Data extract:
------------------------------------------------------------
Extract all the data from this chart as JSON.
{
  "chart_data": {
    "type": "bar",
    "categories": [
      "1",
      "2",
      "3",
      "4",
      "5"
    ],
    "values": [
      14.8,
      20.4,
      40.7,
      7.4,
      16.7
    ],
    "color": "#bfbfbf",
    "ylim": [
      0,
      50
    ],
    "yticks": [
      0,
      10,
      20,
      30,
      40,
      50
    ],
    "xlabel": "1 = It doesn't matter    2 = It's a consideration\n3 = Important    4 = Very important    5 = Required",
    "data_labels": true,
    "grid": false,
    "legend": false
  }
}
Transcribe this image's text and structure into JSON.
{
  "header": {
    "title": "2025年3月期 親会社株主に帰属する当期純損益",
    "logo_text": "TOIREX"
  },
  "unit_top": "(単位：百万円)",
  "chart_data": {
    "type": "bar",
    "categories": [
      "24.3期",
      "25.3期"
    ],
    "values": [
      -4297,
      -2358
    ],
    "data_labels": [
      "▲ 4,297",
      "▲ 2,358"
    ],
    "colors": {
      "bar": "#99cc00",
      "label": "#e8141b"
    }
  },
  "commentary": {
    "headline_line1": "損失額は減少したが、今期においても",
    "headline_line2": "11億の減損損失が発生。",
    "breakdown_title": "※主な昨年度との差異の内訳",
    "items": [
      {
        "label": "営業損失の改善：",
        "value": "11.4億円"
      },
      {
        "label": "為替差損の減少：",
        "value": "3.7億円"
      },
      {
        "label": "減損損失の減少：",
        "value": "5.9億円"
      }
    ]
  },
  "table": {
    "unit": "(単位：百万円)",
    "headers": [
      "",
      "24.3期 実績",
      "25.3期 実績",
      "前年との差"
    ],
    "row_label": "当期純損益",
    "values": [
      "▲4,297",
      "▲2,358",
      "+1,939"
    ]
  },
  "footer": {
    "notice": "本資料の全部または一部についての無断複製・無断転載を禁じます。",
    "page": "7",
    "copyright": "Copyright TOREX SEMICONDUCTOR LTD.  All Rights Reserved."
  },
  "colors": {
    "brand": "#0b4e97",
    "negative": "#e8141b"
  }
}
------------------------------------------------------------
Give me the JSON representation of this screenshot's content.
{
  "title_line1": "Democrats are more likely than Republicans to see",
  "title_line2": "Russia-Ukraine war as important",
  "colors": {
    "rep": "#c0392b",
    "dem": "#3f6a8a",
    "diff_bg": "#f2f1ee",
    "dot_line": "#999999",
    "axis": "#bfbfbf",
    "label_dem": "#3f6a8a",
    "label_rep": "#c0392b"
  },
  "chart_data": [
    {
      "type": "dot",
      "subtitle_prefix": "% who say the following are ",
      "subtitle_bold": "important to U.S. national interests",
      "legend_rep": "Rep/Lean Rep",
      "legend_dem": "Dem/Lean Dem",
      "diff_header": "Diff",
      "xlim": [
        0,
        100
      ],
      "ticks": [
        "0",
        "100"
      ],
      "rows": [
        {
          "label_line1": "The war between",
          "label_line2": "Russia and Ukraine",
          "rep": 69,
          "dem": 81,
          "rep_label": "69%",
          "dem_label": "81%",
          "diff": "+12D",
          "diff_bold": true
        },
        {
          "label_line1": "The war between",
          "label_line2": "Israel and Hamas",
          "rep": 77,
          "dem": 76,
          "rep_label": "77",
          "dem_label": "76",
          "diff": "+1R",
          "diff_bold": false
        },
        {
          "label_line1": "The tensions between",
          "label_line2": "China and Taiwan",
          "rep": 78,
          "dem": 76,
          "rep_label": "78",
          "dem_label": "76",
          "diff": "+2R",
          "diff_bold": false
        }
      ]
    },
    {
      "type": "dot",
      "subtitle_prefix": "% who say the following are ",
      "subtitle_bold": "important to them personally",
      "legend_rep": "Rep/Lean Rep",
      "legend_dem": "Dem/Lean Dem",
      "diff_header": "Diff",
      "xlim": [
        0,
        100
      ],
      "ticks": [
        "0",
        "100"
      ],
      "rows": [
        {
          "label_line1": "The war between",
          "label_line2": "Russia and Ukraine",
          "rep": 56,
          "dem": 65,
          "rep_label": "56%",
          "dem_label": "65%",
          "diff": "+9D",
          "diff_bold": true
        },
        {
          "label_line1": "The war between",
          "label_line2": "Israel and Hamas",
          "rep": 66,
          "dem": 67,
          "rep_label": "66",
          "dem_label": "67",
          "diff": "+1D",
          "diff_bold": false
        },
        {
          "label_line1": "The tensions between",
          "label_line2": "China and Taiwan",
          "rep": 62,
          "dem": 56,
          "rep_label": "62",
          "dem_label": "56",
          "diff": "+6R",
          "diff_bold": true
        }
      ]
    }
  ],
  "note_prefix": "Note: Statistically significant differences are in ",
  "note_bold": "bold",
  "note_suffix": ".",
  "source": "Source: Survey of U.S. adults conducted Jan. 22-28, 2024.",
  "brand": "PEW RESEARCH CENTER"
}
------------------------------------------------------------
Requirements: Going through the lines above one by one, tally those with the word "brand" and give only the total.

Answer to the task: 2